Task goal
Extract the full listing verbatim and drop any pictures from your copy.

Saved entries
* START *

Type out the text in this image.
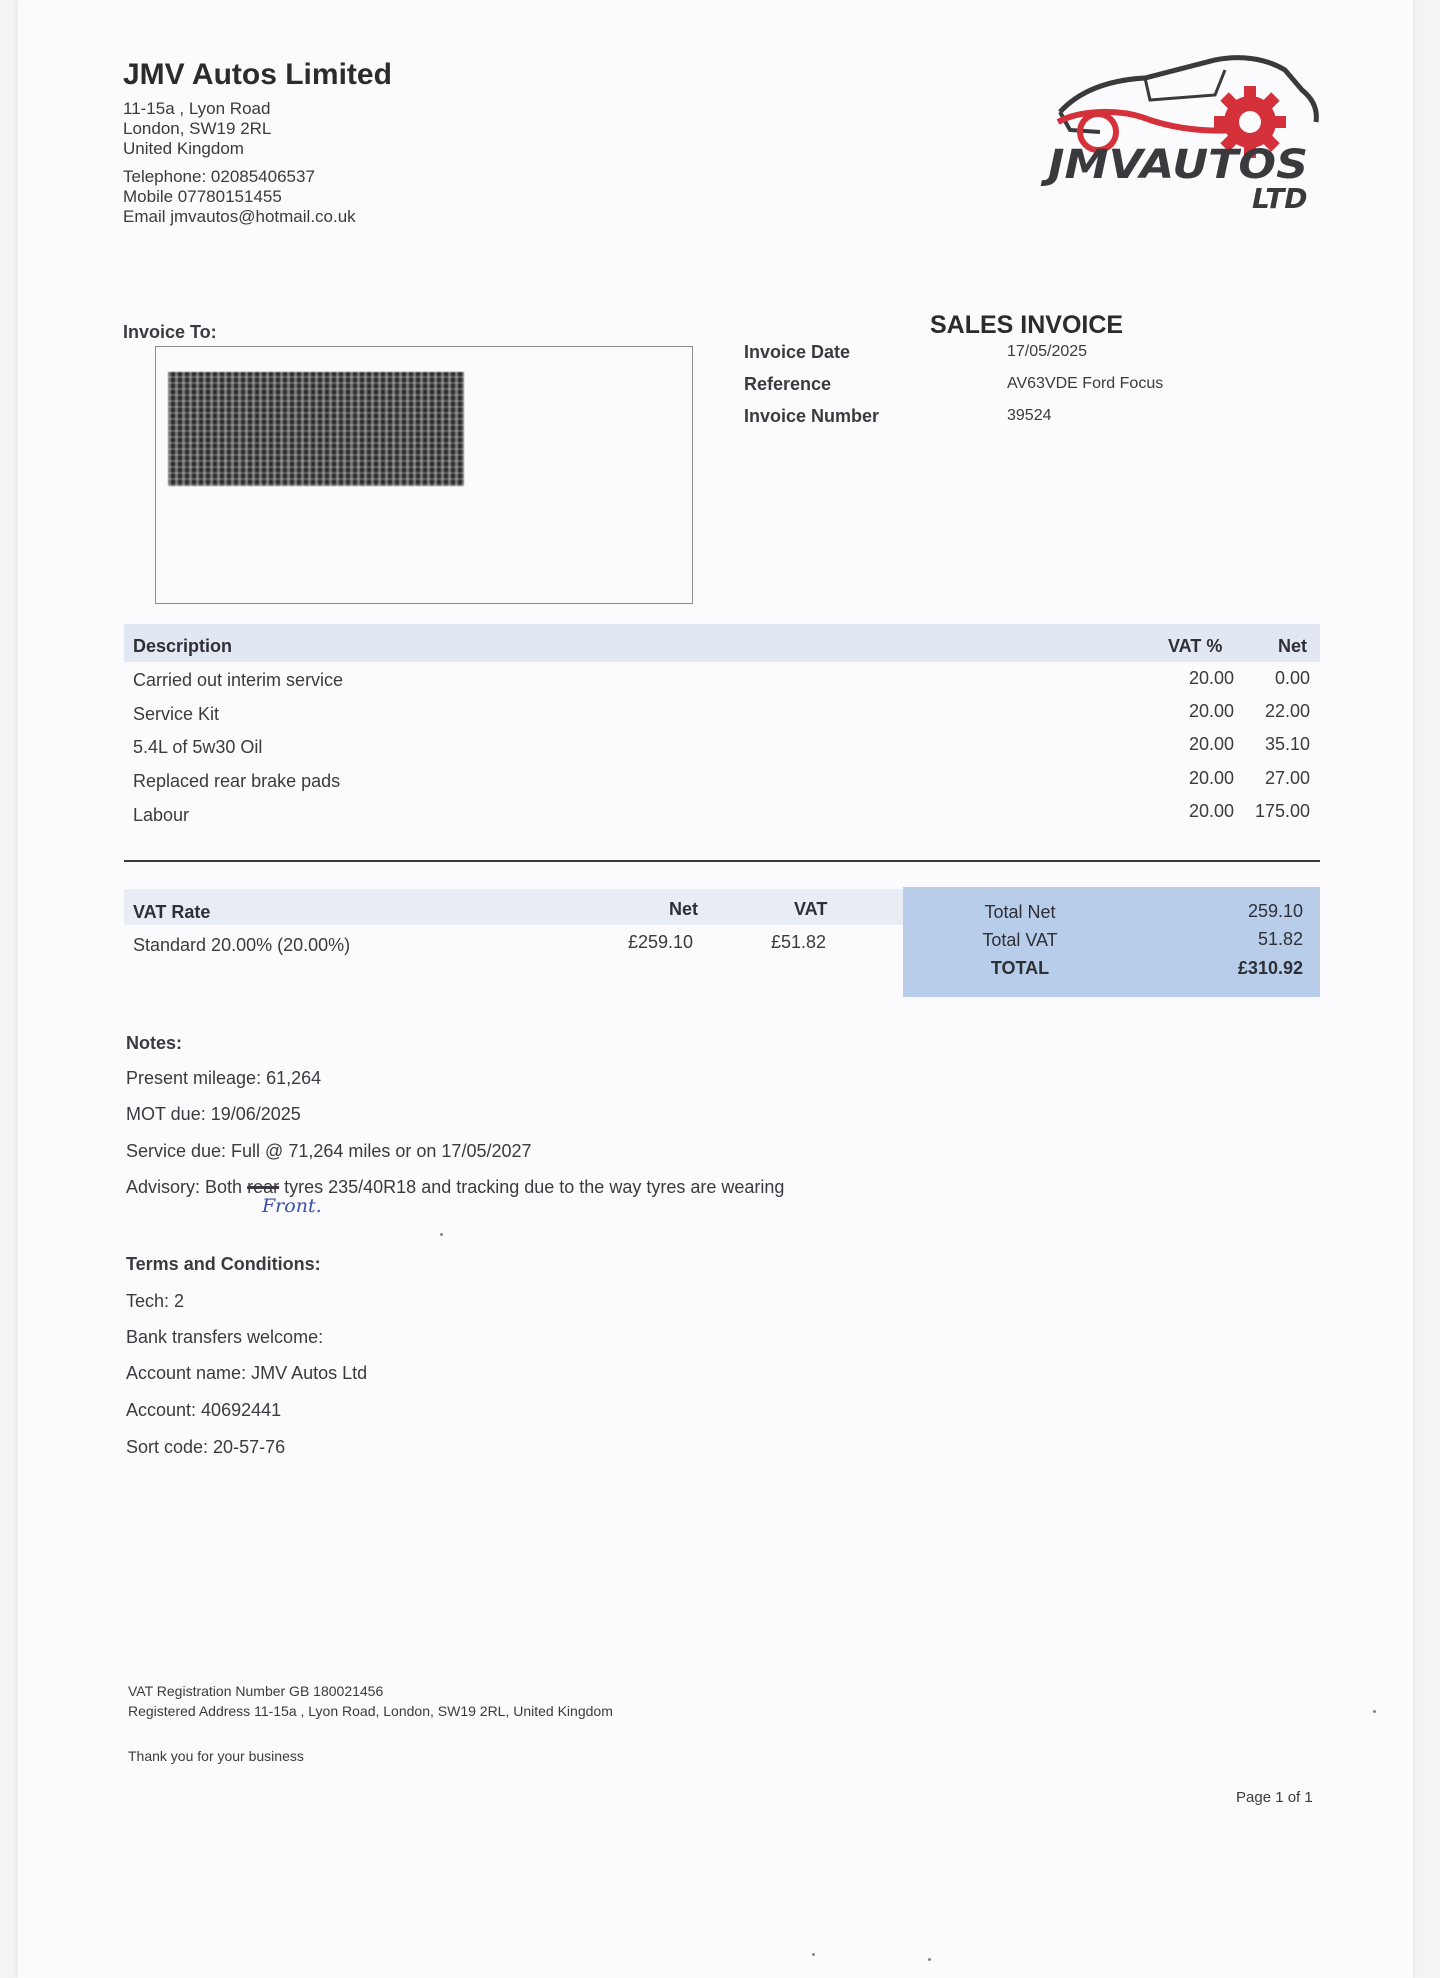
JMV Autos Limited
11-15a , Lyon Road
London, SW19 2RL
United Kingdom
Telephone: 02085406537
Mobile 07780151455
Email jmvautos@hotmail.co.uk
JMVAUTOS
LTD
Invoice To:	SALES INVOICE
Invoice Date	17/05/2025
Reference	AV63VDE Ford Focus
Invoice Number	39524
Description	VAT %	Net
Carried out interim service	20.00	0.00
Service Kit	20.00	22.00
5.4L of 5w30 Oil	20.00	35.10
Replaced rear brake pads	20.00	27.00
Labour	20.00	175.00
VAT Rate	Net	VAT
Standard 20.00% (20.00%)	£259.10	£51.82
Total Net	259.10
Total VAT	51.82
TOTAL	£310.92
Notes:
Present mileage: 61,264
MOT due: 19/06/2025
Service due: Full @ 71,264 miles or on 17/05/2027
Advisory: Both rear tyres 235/40R18 and tracking due to the way tyres are wearing
Front.
Terms and Conditions:
Tech: 2
Bank transfers welcome:
Account name: JMV Autos Ltd
Account: 40692441
Sort code: 20-57-76
VAT Registration Number GB 180021456
Registered Address 11-15a , Lyon Road, London, SW19 2RL, United Kingdom
Thank you for your business
Page 1 of 1
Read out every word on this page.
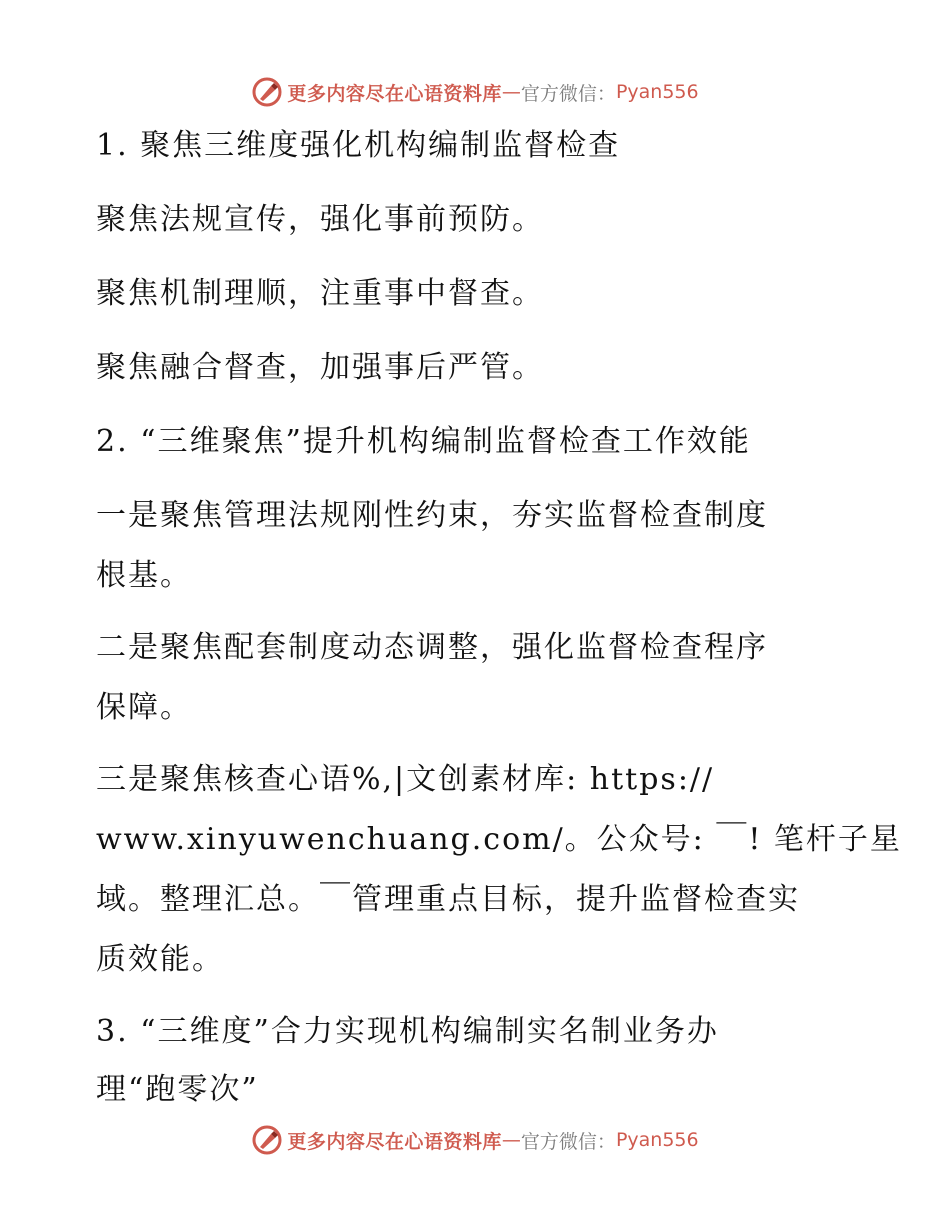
更多内容尽在心语资料库 — 官方微信： Pyan556
1. 聚焦三维度强化机构编制监督检查
聚焦法规宣传，强化事前预防。
聚焦机制理顺，注重事中督查。
聚焦融合督查，加强事后严管。
2. “三维聚焦”提升机构编制监督检查工作效能
一是聚焦管理法规刚性约束，夯实监督检查制度
根基。
二是聚焦配套制度动态调整，强化监督检查程序
保障。
三是聚焦核查心语%,|文创素材库: https://
www.xinyuwenchuang.com/。公众号: ￣! 笔杆子星
域。整理汇总。￣管理重点目标，提升监督检查实
质效能。
3. “三维度”合力实现机构编制实名制业务办
理“跑零次”
更多内容尽在心语资料库 — 官方微信： Pyan556
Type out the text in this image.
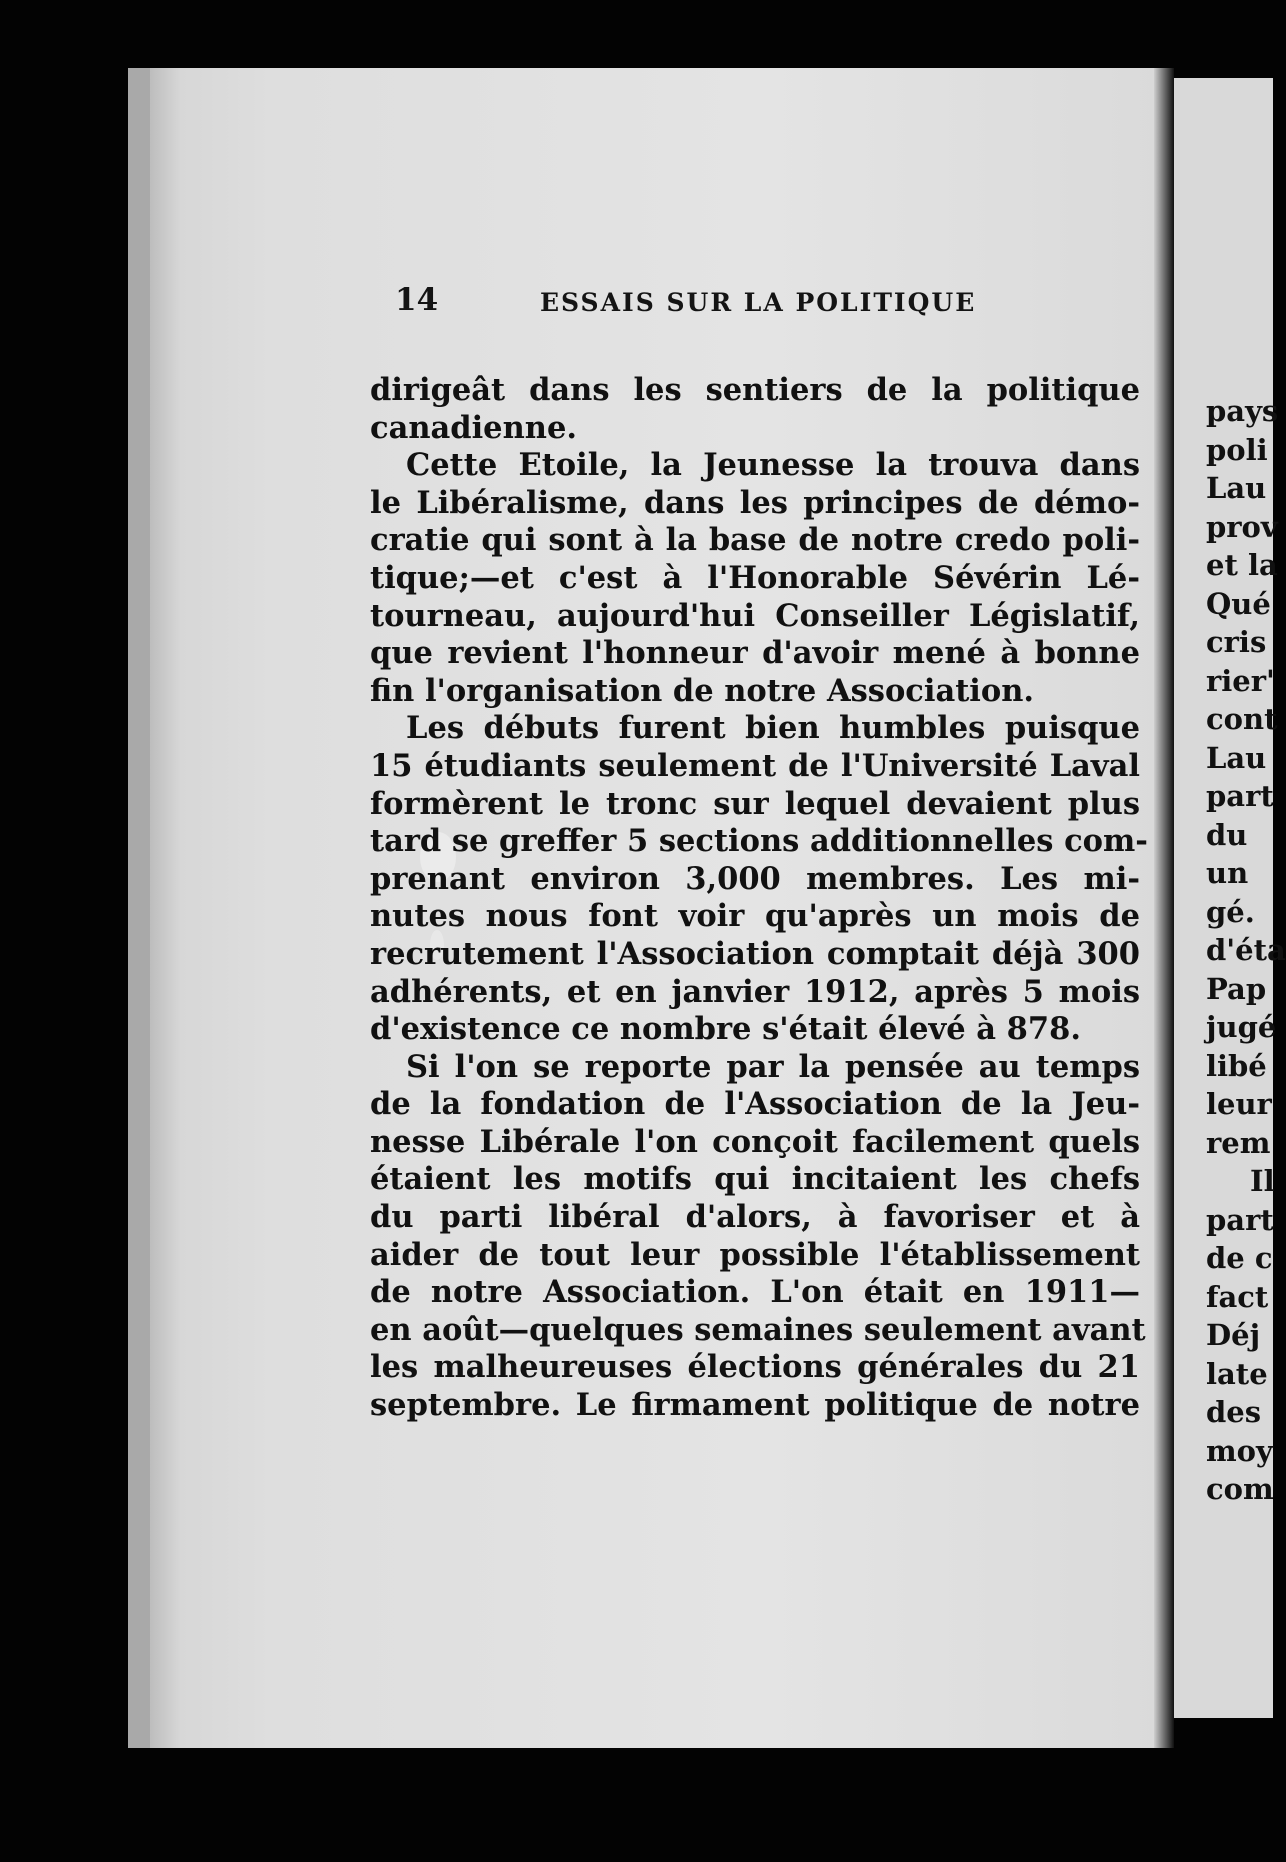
14	ESSAIS SUR LA POLITIQUE
dirigeât dans les sentiers de la politique
canadienne.
Cette Etoile, la Jeunesse la trouva dans
le Libéralisme, dans les principes de démo-
cratie qui sont à la base de notre credo poli-
tique;—et c'est à l'Honorable Sévérin Lé-
tourneau, aujourd'hui Conseiller Législatif,
que revient l'honneur d'avoir mené à bonne
fin l'organisation de notre Association.
Les débuts furent bien humbles puisque
15 étudiants seulement de l'Université Laval
formèrent le tronc sur lequel devaient plus
tard se greffer 5 sections additionnelles com-
prenant environ 3,000 membres. Les mi-
nutes nous font voir qu'après un mois de
recrutement l'Association comptait déjà 300
adhérents, et en janvier 1912, après 5 mois
d'existence ce nombre s'était élevé à 878.
Si l'on se reporte par la pensée au temps
de la fondation de l'Association de la Jeu-
nesse Libérale l'on conçoit facilement quels
étaient les motifs qui incitaient les chefs
du parti libéral d'alors, à favoriser et à
aider de tout leur possible l'établissement
de notre Association. L'on était en 1911—
en août—quelques semaines seulement avant
les malheureuses élections générales du 21
septembre. Le firmament politique de notre
pays
poli
Lau
prov
et la
Qué
cris
rier'
cont
Lau
part
du
un
gé.
d'éta
Pap
jugé
libé
leur
rem
Il
part
de c
fact
Déj
late
des
moy
com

* END *

Result below
Type out the text in this image.
JMV Autos Limited
11-15a , Lyon Road
London, SW19 2RL
United Kingdom
Telephone: 02085406537
Mobile 07780151455
Email jmvautos@hotmail.co.uk
JMVAUTOS
LTD
Invoice To:	SALES INVOICE
Invoice Date	17/05/2025
Reference	AV63VDE Ford Focus
Invoice Number	39524
Description	VAT %	Net
Carried out interim service	20.00	0.00
Service Kit	20.00	22.00
5.4L of 5w30 Oil	20.00	35.10
Replaced rear brake pads	20.00	27.00
Labour	20.00	175.00
VAT Rate	Net	VAT
Standard 20.00% (20.00%)	£259.10	£51.82
Total Net	259.10
Total VAT	51.82
TOTAL	£310.92
Notes:
Present mileage: 61,264
MOT due: 19/06/2025
Service due: Full @ 71,264 miles or on 17/05/2027
Advisory: Both rear tyres 235/40R18 and tracking due to the way tyres are wearing
Front.
Terms and Conditions:
Tech: 2
Bank transfers welcome:
Account name: JMV Autos Ltd
Account: 40692441
Sort code: 20-57-76
VAT Registration Number GB 180021456
Registered Address 11-15a , Lyon Road, London, SW19 2RL, United Kingdom
Thank you for your business
Page 1 of 1
Read out every word on this page.
更多内容尽在心语资料库 — 官方微信： Pyan556
1. 聚焦三维度强化机构编制监督检查
聚焦法规宣传，强化事前预防。
聚焦机制理顺，注重事中督查。
聚焦融合督查，加强事后严管。
2. “三维聚焦”提升机构编制监督检查工作效能
一是聚焦管理法规刚性约束，夯实监督检查制度
根基。
二是聚焦配套制度动态调整，强化监督检查程序
保障。
三是聚焦核查心语%,|文创素材库: https://
www.xinyuwenchuang.com/。公众号: ￣! 笔杆子星
域。整理汇总。￣管理重点目标，提升监督检查实
质效能。
3. “三维度”合力实现机构编制实名制业务办
理“跑零次”
更多内容尽在心语资料库 — 官方微信： Pyan556
Type out the text in this image.
14	ESSAIS SUR LA POLITIQUE
dirigeât dans les sentiers de la politique
canadienne.
Cette Etoile, la Jeunesse la trouva dans
le Libéralisme, dans les principes de démo-
cratie qui sont à la base de notre credo poli-
tique;—et c'est à l'Honorable Sévérin Lé-
tourneau, aujourd'hui Conseiller Législatif,
que revient l'honneur d'avoir mené à bonne
fin l'organisation de notre Association.
Les débuts furent bien humbles puisque
15 étudiants seulement de l'Université Laval
formèrent le tronc sur lequel devaient plus
tard se greffer 5 sections additionnelles com-
prenant environ 3,000 membres. Les mi-
nutes nous font voir qu'après un mois de
recrutement l'Association comptait déjà 300
adhérents, et en janvier 1912, après 5 mois
d'existence ce nombre s'était élevé à 878.
Si l'on se reporte par la pensée au temps
de la fondation de l'Association de la Jeu-
nesse Libérale l'on conçoit facilement quels
étaient les motifs qui incitaient les chefs
du parti libéral d'alors, à favoriser et à
aider de tout leur possible l'établissement
de notre Association. L'on était en 1911—
en août—quelques semaines seulement avant
les malheureuses élections générales du 21
septembre. Le firmament politique de notre
pays
poli
Lau
prov
et la
Qué
cris
rier'
cont
Lau
part
du
un
gé.
d'éta
Pap
jugé
libé
leur
rem
Il
part
de c
fact
Déj
late
des
moy
com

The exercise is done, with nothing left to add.